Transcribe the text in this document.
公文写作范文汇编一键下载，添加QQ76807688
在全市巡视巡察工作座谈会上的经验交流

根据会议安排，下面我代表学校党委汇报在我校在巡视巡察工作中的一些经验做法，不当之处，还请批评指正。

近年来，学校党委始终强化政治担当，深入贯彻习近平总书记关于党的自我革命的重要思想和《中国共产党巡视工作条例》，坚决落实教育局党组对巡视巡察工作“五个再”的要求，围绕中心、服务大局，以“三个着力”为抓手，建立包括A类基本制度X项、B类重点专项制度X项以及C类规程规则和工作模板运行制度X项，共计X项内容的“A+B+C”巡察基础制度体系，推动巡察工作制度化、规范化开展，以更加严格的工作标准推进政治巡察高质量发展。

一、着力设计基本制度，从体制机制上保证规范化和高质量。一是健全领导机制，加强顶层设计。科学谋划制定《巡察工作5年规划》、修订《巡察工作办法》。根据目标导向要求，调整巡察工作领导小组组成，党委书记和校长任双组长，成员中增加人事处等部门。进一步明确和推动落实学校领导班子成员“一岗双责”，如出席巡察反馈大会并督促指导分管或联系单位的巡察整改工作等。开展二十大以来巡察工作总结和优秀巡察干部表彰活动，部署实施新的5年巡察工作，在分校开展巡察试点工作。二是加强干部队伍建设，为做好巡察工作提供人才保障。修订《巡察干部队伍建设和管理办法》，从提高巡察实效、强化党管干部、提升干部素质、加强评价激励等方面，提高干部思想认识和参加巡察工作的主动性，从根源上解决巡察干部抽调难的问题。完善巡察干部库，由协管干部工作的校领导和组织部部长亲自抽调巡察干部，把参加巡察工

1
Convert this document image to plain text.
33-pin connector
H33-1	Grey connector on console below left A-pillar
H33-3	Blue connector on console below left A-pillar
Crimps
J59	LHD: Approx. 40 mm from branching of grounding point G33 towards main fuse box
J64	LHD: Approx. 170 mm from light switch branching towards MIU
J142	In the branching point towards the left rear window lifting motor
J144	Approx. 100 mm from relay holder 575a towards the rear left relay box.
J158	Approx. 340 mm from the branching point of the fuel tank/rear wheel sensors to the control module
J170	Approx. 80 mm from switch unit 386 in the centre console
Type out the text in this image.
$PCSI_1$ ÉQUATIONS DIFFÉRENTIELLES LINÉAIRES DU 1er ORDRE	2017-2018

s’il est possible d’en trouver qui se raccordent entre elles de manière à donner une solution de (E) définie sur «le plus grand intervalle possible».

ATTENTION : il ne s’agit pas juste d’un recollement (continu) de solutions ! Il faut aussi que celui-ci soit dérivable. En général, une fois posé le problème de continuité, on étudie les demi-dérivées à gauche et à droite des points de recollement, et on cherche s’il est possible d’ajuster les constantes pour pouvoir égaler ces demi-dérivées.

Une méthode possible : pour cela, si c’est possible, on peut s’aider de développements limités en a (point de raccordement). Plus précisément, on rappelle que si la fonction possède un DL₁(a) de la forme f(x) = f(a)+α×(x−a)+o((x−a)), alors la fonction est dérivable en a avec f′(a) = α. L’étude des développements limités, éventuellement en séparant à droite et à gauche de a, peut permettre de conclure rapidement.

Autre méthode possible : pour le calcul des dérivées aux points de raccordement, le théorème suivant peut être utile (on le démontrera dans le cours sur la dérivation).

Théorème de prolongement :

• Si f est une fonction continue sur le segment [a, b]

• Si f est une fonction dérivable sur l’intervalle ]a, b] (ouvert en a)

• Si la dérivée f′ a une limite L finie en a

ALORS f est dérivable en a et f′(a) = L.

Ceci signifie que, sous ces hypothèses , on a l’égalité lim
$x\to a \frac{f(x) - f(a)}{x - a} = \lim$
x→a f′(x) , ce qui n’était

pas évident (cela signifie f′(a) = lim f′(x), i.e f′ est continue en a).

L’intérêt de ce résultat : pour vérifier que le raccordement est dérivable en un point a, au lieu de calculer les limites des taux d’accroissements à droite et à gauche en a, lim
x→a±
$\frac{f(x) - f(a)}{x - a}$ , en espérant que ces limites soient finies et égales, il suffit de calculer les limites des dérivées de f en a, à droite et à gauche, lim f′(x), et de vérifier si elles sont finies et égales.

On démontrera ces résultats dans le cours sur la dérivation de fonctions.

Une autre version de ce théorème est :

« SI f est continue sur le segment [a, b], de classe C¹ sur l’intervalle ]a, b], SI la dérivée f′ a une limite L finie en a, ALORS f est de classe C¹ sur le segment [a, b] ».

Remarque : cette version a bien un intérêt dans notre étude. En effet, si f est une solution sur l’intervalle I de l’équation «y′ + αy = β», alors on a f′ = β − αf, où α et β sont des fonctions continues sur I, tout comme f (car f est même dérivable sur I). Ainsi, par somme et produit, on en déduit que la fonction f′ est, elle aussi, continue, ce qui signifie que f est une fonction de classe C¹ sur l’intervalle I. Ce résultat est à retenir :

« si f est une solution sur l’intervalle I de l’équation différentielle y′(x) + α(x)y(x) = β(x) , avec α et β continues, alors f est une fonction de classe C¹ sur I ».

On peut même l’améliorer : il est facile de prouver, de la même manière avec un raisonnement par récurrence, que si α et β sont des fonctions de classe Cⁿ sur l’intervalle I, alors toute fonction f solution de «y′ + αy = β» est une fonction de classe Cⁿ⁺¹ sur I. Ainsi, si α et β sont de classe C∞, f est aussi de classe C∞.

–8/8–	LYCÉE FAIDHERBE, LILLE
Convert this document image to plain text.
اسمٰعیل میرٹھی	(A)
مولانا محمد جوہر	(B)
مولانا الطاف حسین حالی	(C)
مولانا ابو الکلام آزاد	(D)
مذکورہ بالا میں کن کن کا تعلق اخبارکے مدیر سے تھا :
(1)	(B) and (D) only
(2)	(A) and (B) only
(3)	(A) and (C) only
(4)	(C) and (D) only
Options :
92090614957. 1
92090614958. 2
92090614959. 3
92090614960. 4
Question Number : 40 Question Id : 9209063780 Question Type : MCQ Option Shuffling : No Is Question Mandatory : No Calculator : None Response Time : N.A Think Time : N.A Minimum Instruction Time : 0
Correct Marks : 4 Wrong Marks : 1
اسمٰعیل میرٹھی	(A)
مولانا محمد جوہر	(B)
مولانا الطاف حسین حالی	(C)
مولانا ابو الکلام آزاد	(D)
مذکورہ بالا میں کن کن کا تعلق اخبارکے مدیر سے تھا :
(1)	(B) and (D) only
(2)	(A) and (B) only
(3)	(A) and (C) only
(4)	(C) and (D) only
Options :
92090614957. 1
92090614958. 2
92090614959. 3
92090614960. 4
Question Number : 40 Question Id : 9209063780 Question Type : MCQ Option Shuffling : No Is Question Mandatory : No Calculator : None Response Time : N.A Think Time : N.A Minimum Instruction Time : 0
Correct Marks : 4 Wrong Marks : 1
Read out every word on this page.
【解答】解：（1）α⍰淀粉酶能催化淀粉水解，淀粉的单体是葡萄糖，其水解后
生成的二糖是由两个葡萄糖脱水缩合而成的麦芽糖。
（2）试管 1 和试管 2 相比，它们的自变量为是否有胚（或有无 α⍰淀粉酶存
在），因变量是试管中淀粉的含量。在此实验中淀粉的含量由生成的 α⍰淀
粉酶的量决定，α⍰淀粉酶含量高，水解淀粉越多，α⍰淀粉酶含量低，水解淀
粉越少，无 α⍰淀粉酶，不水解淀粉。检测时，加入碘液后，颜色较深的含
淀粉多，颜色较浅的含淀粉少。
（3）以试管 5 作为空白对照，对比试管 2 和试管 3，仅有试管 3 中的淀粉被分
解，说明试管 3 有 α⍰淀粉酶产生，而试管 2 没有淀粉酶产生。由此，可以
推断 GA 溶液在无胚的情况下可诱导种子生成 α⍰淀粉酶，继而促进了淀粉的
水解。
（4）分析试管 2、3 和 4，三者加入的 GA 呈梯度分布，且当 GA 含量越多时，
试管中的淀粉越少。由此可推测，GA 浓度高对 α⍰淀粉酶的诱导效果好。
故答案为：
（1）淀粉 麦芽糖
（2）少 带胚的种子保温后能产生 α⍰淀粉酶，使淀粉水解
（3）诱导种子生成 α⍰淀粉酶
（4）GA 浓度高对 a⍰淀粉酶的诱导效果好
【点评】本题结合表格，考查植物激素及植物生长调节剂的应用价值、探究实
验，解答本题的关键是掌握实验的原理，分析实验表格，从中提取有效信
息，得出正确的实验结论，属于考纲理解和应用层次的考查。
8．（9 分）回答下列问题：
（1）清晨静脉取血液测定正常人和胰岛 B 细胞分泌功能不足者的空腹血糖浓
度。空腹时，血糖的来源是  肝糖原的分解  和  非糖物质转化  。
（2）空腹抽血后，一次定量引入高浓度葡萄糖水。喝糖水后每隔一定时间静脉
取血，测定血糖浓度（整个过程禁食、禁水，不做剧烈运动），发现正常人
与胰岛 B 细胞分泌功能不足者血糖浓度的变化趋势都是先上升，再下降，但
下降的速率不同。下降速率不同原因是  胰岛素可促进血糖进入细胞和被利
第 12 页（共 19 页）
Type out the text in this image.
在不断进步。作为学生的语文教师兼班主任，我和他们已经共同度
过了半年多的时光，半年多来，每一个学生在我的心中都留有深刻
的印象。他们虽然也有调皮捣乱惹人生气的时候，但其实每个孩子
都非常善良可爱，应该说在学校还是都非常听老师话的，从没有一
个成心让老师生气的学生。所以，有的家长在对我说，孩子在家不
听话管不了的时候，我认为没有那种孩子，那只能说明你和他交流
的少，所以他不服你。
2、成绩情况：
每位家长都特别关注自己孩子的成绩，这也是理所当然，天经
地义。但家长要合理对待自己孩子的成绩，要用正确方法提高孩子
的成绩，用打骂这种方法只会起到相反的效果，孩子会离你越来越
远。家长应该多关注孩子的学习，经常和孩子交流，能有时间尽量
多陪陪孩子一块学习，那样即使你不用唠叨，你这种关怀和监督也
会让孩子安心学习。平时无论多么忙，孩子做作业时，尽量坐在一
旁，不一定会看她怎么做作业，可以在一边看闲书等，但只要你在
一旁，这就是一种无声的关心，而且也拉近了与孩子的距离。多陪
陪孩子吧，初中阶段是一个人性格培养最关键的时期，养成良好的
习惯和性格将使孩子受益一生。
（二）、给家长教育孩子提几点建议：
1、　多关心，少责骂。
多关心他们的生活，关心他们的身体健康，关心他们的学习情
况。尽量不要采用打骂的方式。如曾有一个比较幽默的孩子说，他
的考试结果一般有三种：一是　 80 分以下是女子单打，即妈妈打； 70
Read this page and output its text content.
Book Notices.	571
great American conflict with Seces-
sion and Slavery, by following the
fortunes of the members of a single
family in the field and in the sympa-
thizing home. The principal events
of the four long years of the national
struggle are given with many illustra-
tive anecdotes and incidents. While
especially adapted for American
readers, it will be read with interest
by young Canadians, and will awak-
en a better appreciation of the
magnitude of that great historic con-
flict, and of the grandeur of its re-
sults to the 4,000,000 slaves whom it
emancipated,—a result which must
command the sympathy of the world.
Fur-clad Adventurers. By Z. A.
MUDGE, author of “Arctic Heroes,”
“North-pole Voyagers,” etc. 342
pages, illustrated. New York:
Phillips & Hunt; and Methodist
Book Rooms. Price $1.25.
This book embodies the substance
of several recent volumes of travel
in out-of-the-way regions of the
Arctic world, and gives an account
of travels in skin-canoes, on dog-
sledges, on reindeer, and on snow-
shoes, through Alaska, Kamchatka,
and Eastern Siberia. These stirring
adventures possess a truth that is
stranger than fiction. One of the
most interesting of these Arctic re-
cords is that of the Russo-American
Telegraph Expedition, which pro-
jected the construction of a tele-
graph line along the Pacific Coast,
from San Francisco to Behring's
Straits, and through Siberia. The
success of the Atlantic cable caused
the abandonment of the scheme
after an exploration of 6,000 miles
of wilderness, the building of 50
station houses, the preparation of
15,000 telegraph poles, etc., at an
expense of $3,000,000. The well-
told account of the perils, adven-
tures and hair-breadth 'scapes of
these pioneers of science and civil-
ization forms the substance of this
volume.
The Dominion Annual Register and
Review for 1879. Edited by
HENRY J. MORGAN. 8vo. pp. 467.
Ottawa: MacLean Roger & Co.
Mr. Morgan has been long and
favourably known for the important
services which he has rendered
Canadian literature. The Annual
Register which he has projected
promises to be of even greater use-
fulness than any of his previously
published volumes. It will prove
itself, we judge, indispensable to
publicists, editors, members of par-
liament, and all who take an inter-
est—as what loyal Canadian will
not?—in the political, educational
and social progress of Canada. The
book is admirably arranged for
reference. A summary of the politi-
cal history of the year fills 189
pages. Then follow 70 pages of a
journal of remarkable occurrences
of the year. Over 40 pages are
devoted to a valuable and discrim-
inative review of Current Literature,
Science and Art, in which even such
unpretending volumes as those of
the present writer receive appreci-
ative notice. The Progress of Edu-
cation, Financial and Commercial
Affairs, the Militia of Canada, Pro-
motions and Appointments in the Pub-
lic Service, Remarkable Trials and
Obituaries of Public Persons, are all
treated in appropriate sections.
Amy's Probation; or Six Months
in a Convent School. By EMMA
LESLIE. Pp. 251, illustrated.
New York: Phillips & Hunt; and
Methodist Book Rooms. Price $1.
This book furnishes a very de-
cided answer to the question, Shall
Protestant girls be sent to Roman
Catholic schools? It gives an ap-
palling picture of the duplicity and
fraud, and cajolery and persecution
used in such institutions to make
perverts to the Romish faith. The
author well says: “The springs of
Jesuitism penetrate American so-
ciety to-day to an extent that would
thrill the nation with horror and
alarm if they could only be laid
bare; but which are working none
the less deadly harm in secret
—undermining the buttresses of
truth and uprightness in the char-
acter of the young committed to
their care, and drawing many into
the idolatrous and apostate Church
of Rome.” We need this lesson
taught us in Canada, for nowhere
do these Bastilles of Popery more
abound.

--*--

What to do ->
Where a line holds "many", copy that line.

The output ->
struggle are given with many illustra-
their care, and drawing many into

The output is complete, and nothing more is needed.